_Problem to solve_. Find how many lines in the data below mention "Predicción". Give the number only.

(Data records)
☆ ☆ ☆

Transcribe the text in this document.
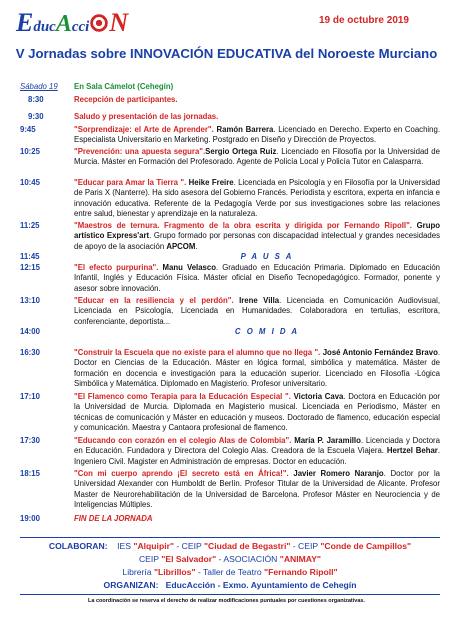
EducAcci N	19 de octubre 2019
V Jornadas sobre INNOVACIÓN EDUCATIVA del Noroeste Murciano
Sábado 19	En Sala Cámelot (Cehegín)
8:30	Recepción de participantes.
9:30	Saludo y presentación de las jornadas.
9:45	"Sorprendizaje: el Arte de Aprender". Ramón Barrera. Licenciado en Derecho. Experto en Coaching. Especialista Universitario en Marketing. Postgrado en Diseño y Dirección de Proyectos.
10:25	"Prevención: una apuesta segura".Sergio Ortega Ruiz. Licenciado en Filosofía por la Universidad de Murcia. Máster en Formación del Profesorado. Agente de Policía Local y Policía Tutor en Calasparra.
10:45	"Educar para Amar la Tierra ". Heike Freire. Licenciada en Psicología y en Filosofía por la Universidad de Paris X (Nanterre). Ha sido asesora del Gobierno Francés. Periodista y escritora, experta en infancia e innovación educativa. Referente de la Pedagogía Verde por sus investigaciones sobre las relaciones entre salud, bienestar y aprendizaje en la naturaleza.
11:25	"Maestros de ternura. Fragmento de la obra escrita y dirigida por Fernando Ripoll". Grupo artístico Express'art. Grupo formado por personas con discapacidad intelectual y grandes necesidades de apoyo de la asociación APCOM.
11:45	P A U S A
12:15	"El efecto purpurina". Manu Velasco. Graduado en Educación Primaria. Diplomado en Educación Infantil, Inglés y Educación Física. Máster oficial en Diseño Tecnopedagógico. Formador, ponente y asesor sobre innovación.
13:10	"Educar en la resiliencia y el perdón". Irene Villa. Licenciada en Comunicación Audiovisual, Licenciada en Psicología, Licenciada en Humanidades. Colaboradora en tertulias, escritora, conferenciante, deportista...
14:00	C O M I D A
16:30	"Construir la Escuela que no existe para el alumno que no llega ". José Antonio Fernández Bravo. Doctor en Ciencias de la Educación. Máster en lógica formal, simbólica y matemática. Máster de formación en docencia e investigación para la educación superior. Licenciado en Filosofía -Lógica Simbólica y Matemática. Diplomado en Magisterio. Profesor universitario.
17:10	"El Flamenco como Terapia para la Educación Especial ". Victoria Cava. Doctora en Educación por la Universidad de Murcia. Diplomada en Magisterio musical. Licenciada en Periodismo, Máster en técnicas de comunicación y Máster en educación y museos. Doctorado de flamenco, educación especial y comunicación. Maestra y Cantaora profesional de flamenco.
17:30	"Educando con corazón en el colegio Alas de Colombia". María P. Jaramillo. Licenciada y Doctora en Educación. Fundadora y Directora del Colegio Alas. Creadora de la Escuela Viajera. Hertzel Behar. Ingeniero Civil. Magister en Administración de empresas. Doctor en educación.
18:15	"Con mi cuerpo aprendo ¡El secreto está en África!". Javier Romero Naranjo. Doctor por la Universidad Alexander con Humboldt de Berlín. Profesor Titular de la Universidad de Alicante. Profesor Master de Neurorehabilitación de la Universidad de Barcelona. Profesor Máster en Neurociencia y de Inteligencias Múltiples.
19:00	FIN DE LA JORNADA
COLABORAN: IES "Alquipir" - CEIP "Ciudad de Begastri" - CEIP "Conde de Campillos"
CEIP "El Salvador" - ASOCIACIÓN "ANIMAY"
Librería "Librillos" - Taller de Teatro "Fernando Ripoll"
ORGANIZAN: EducAcción - Exmo. Ayuntamiento de Cehegín
La coordinación se reserva el derecho de realizar modificaciones puntuales por cuestiones organizativas.
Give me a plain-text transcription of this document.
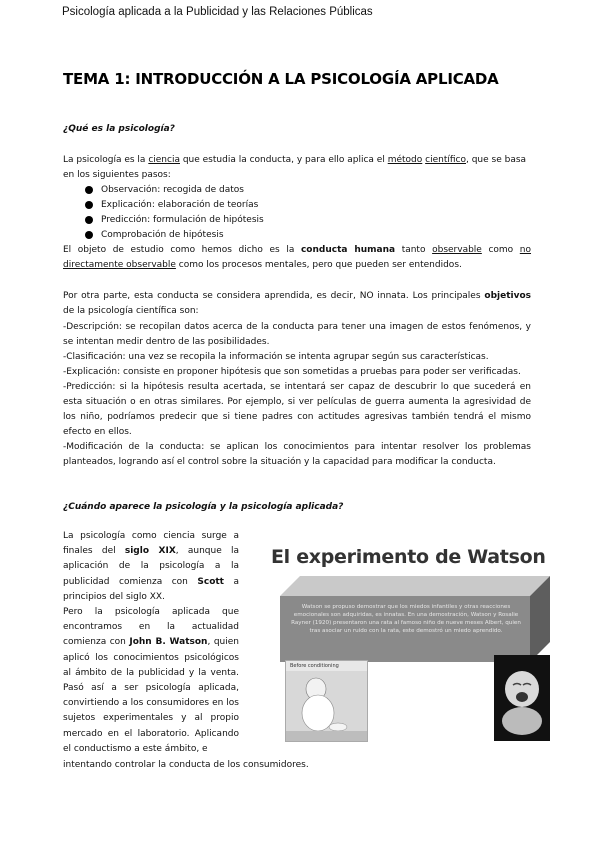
Psicología aplicada a la Publicidad y las Relaciones Públicas
TEMA 1: INTRODUCCIÓN A LA PSICOLOGÍA APLICADA
¿Qué es la psicología?
La psicología es la ciencia que estudia la conducta, y para ello aplica el método científico, que se basa en los siguientes pasos:
Observación: recogida de datos
Explicación: elaboración de teorías
Predicción: formulación de hipótesis
Comprobación de hipótesis
El objeto de estudio como hemos dicho es la conducta humana tanto observable como no directamente observable como los procesos mentales, pero que pueden ser entendidos.
Por otra parte, esta conducta se considera aprendida, es decir, NO innata. Los principales objetivos de la psicología científica son:
-Descripción: se recopilan datos acerca de la conducta para tener una imagen de estos fenómenos, y se intentan medir dentro de las posibilidades.
-Clasificación: una vez se recopila la información se intenta agrupar según sus características.
-Explicación: consiste en proponer hipótesis que son sometidas a pruebas para poder ser verificadas.
-Predicción: si la hipótesis resulta acertada, se intentará ser capaz de descubrir lo que sucederá en esta situación o en otras similares. Por ejemplo, si ver películas de guerra aumenta la agresividad de los niño, podríamos predecir que si tiene padres con actitudes agresivas también tendrá el mismo efecto en ellos.
-Modificación de la conducta: se aplican los conocimientos para intentar resolver los problemas planteados, logrando así el control sobre la situación y la capacidad para modificar la conducta.
¿Cuándo aparece la psicología y la psicología aplicada?
La psicología como ciencia surge a finales del siglo XIX, aunque la aplicación de la psicología a la publicidad comienza con Scott a principios del siglo XX.
Pero la psicología aplicada que encontramos en la actualidad comienza con John B. Watson, quien aplicó los conocimientos psicológicos al ámbito de la publicidad y la venta. Pasó así a ser psicología aplicada, convirtiendo a los consumidores en los sujetos experimentales y al propio mercado en el laboratorio. Aplicando el conductismo a este ámbito, e
intentando controlar la conducta de los consumidores.
El experimento de Watson
Watson se propuso demostrar que los miedos infantiles y otras reacciones emocionales son adquiridas, es innatas. En una demostración, Watson y Rosalie Rayner (1920) presentaron una rata al famoso niño de nueve meses Albert, quien tras asociar un ruido con la rata, este demostró un miedo aprendido.
Before conditioning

☆ ☆ ☆

_Full solution_. 2